### THE TASK
Copy out the entries below from the line containing "Enumerate the UI" down to the line containing "step-publish-demand[interactable]: 发布项目需求 让供应商提供设计方案", swapping "chevron-down-icon" for "dropdown-arrow-icon" and keeping everything else the same. Give back only those lines.

### RECORDS FOR THE TASK
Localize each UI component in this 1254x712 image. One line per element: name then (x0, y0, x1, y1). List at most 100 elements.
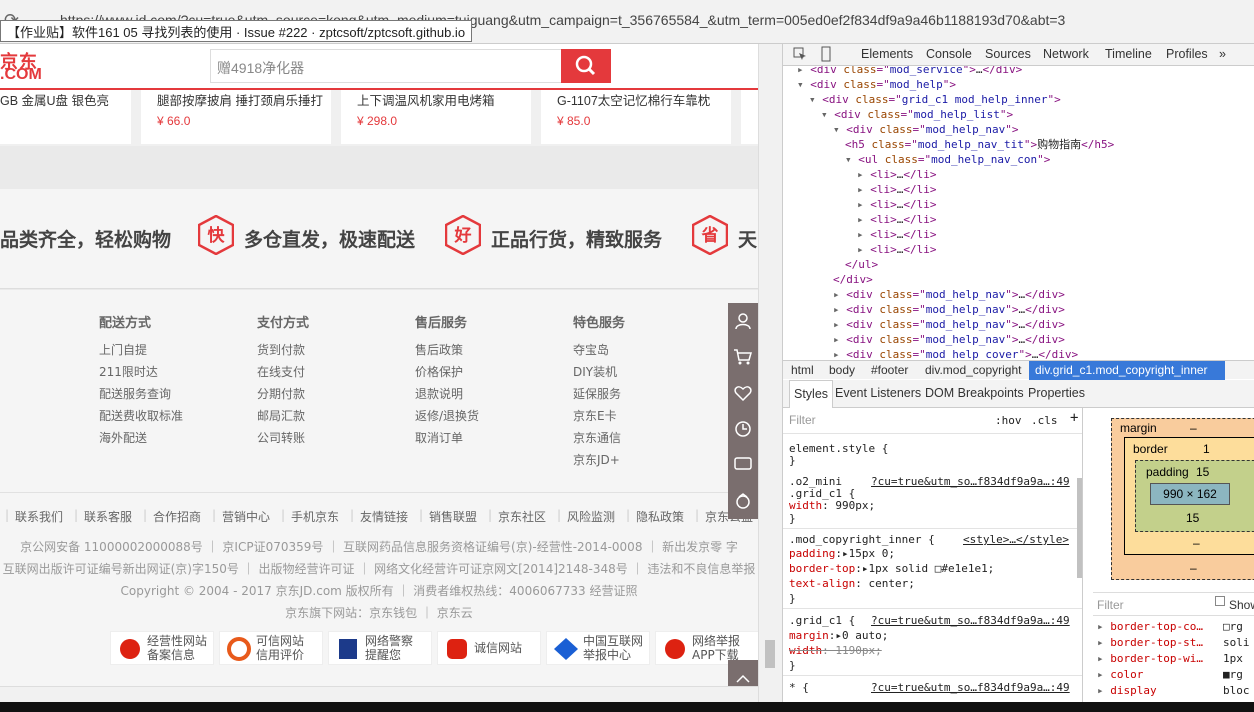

==

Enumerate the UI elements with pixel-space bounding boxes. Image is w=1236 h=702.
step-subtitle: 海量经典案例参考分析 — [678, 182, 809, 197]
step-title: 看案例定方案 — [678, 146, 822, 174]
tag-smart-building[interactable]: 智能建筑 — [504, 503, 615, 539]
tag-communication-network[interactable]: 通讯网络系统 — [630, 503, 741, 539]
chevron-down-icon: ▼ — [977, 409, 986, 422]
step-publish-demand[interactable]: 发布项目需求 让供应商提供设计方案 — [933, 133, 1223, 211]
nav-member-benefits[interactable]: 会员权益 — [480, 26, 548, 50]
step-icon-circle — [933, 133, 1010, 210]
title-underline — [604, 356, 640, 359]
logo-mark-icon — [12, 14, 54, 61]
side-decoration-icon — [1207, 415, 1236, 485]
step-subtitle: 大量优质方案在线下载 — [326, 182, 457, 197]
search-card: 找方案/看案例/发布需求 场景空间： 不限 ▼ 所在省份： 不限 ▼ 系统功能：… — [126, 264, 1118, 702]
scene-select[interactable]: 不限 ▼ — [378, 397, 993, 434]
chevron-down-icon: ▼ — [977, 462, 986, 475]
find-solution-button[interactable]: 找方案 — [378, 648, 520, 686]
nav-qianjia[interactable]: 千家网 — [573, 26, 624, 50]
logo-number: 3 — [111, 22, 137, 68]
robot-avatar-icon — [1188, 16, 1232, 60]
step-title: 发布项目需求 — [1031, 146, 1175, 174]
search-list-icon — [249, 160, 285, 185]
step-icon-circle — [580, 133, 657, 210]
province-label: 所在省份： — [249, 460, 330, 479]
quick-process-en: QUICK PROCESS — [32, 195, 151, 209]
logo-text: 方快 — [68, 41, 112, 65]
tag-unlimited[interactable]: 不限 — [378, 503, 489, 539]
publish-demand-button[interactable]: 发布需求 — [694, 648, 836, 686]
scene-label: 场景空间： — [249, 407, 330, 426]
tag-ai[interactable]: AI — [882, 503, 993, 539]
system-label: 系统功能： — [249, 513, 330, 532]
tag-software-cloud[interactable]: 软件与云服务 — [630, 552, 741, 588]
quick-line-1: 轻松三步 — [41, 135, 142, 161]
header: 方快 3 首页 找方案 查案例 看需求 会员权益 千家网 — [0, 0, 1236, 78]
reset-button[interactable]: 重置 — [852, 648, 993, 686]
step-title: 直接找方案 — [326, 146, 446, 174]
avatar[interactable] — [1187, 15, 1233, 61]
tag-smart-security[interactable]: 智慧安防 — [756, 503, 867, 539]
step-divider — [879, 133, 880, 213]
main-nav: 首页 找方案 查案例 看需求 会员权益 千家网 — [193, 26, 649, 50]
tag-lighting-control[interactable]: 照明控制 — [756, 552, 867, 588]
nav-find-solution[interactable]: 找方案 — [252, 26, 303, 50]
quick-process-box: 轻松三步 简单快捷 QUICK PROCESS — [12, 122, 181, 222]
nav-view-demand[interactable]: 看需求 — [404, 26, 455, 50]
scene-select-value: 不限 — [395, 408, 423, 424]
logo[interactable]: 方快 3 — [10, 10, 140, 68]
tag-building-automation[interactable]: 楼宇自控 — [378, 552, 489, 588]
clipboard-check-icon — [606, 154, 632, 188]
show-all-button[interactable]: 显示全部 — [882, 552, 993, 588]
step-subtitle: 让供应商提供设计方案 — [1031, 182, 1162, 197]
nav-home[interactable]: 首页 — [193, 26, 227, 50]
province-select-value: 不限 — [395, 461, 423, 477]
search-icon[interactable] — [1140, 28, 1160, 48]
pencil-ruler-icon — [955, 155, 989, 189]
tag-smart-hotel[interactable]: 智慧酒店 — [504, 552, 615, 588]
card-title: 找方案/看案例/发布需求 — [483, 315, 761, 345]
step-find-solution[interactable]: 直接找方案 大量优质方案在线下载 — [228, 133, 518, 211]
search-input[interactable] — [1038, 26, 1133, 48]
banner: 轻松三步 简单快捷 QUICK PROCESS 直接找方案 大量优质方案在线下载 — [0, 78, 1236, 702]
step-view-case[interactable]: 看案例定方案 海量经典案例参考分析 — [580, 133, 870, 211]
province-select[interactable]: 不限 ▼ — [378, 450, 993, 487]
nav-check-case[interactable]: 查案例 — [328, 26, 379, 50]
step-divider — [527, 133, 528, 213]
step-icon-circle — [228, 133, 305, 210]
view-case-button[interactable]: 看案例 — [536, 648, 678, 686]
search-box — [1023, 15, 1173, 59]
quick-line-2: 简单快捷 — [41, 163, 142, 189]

--

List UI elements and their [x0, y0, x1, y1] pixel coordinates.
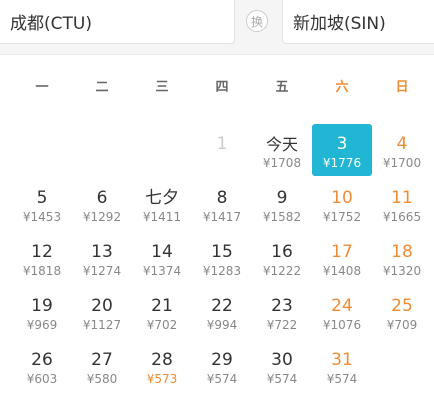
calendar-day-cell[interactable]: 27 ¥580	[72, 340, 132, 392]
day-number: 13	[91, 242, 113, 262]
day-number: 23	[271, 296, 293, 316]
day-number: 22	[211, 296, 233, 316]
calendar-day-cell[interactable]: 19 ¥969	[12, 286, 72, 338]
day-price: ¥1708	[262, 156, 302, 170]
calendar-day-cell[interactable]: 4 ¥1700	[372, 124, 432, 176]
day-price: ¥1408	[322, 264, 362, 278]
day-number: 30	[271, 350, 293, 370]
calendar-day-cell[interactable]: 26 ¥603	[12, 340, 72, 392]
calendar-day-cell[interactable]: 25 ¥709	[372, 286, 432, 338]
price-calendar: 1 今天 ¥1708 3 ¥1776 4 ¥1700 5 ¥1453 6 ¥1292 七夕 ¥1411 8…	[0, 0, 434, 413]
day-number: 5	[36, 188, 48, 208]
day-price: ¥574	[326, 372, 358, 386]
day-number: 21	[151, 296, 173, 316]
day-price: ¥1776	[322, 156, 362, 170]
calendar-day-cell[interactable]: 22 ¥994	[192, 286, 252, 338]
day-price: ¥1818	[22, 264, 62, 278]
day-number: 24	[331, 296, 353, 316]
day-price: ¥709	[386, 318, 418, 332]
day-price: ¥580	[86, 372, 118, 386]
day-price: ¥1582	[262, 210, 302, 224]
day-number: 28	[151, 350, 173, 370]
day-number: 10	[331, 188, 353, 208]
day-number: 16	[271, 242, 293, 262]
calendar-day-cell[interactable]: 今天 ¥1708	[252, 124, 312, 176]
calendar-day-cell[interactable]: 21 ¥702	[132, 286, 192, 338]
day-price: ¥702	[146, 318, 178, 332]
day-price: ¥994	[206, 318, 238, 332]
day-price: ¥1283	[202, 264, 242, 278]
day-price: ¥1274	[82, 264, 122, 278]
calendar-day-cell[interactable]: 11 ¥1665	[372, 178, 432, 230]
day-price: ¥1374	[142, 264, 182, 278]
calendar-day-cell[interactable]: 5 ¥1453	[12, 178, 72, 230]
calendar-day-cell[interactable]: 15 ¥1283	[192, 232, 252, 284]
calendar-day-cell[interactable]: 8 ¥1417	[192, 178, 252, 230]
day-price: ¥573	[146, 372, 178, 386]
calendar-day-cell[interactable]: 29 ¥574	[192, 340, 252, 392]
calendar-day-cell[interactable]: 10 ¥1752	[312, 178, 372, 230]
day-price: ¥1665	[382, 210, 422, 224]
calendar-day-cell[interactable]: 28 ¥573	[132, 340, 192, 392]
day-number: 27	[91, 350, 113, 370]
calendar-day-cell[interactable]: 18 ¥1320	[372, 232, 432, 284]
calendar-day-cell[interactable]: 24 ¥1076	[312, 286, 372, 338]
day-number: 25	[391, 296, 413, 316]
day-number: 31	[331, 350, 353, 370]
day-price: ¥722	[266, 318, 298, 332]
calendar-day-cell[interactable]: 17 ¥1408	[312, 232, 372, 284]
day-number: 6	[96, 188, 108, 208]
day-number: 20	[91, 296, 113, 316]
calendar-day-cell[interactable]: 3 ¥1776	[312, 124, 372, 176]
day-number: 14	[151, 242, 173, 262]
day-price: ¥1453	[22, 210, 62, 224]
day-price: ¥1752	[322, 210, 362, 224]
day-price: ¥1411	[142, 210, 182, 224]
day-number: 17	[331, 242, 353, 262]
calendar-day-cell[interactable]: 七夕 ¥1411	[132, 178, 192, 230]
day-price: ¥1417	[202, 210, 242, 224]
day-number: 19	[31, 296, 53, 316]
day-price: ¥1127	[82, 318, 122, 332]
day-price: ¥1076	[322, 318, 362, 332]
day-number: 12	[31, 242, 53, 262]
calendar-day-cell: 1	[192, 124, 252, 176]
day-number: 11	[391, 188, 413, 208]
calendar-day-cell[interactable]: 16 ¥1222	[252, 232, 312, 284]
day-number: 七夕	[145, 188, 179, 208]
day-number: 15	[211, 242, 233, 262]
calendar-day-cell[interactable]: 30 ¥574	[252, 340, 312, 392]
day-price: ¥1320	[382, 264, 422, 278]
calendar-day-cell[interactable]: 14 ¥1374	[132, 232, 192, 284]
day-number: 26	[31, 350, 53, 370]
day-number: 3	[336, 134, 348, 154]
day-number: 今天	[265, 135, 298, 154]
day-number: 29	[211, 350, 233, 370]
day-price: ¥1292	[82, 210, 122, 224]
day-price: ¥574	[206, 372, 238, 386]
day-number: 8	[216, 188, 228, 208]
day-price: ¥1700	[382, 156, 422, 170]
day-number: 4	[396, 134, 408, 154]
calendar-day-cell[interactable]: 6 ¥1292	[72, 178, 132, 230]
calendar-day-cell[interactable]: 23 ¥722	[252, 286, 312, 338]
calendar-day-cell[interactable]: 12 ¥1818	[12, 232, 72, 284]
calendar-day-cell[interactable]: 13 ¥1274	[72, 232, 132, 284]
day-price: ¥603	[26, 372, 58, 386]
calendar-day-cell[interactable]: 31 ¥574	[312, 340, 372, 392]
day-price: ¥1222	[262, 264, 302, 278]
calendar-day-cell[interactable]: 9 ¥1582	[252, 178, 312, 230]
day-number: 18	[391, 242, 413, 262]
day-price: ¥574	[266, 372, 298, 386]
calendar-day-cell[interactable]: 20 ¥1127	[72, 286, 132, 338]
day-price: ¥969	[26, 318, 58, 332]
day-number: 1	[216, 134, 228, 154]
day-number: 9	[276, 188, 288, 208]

### WORKED SOLUTION
Enumerate the UI elements with pixel-space bounding boxes. Image is w=1236 h=702.
step-subtitle: 海量经典案例参考分析 — [678, 182, 809, 197]
step-title: 看案例定方案 — [678, 146, 822, 174]
tag-smart-building[interactable]: 智能建筑 — [504, 503, 615, 539]
tag-communication-network[interactable]: 通讯网络系统 — [630, 503, 741, 539]
dropdown-arrow-icon: ▼ — [977, 409, 986, 422]
step-publish-demand[interactable]: 发布项目需求 让供应商提供设计方案 — [933, 133, 1223, 211]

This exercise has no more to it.